> **WHAT NEEDS TO BE DONE**: Each entry below must be repeated word for word.

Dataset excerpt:
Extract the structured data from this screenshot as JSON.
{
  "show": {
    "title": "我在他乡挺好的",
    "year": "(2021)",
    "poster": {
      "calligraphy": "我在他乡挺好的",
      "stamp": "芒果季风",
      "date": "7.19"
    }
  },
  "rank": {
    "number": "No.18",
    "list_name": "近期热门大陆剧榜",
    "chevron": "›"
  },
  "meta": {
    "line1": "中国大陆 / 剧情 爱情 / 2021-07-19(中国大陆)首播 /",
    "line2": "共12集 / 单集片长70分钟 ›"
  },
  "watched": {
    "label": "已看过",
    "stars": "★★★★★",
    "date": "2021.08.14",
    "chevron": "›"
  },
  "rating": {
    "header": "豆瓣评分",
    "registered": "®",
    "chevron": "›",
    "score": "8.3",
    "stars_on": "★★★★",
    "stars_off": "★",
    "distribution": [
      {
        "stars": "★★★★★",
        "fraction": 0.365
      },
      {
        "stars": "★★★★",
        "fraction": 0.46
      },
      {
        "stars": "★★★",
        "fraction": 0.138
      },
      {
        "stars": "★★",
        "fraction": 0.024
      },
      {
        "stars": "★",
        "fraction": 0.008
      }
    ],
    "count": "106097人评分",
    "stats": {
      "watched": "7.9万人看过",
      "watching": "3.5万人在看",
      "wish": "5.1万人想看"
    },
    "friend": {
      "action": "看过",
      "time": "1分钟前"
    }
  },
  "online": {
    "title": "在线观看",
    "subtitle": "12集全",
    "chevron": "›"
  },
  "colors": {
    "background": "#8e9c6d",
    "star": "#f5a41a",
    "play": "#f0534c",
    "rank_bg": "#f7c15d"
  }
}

> **RESULT OF THIS TASK**:
Extract the structured data from this screenshot as JSON.
{
  "show": {
    "title": "我在他乡挺好的",
    "year": "(2021)",
    "poster": {
      "calligraphy": "我在他乡挺好的",
      "stamp": "芒果季风",
      "date": "7.19"
    }
  },
  "rank": {
    "number": "No.18",
    "list_name": "近期热门大陆剧榜",
    "chevron": "›"
  },
  "meta": {
    "line1": "中国大陆 / 剧情 爱情 / 2021-07-19(中国大陆)首播 /",
    "line2": "共12集 / 单集片长70分钟 ›"
  },
  "watched": {
    "label": "已看过",
    "stars": "★★★★★",
    "date": "2021.08.14",
    "chevron": "›"
  },
  "rating": {
    "header": "豆瓣评分",
    "registered": "®",
    "chevron": "›",
    "score": "8.3",
    "stars_on": "★★★★",
    "stars_off": "★",
    "distribution": [
      {
        "stars": "★★★★★",
        "fraction": 0.365
      },
      {
        "stars": "★★★★",
        "fraction": 0.46
      },
      {
        "stars": "★★★",
        "fraction": 0.138
      },
      {
        "stars": "★★",
        "fraction": 0.024
      },
      {
        "stars": "★",
        "fraction": 0.008
      }
    ],
    "count": "106097人评分",
    "stats": {
      "watched": "7.9万人看过",
      "watching": "3.5万人在看",
      "wish": "5.1万人想看"
    },
    "friend": {
      "action": "看过",
      "time": "1分钟前"
    }
  },
  "online": {
    "title": "在线观看",
    "subtitle": "12集全",
    "chevron": "›"
  },
  "colors": {
    "background": "#8e9c6d",
    "star": "#f5a41a",
    "play": "#f0534c",
    "rank_bg": "#f7c15d"
  }
}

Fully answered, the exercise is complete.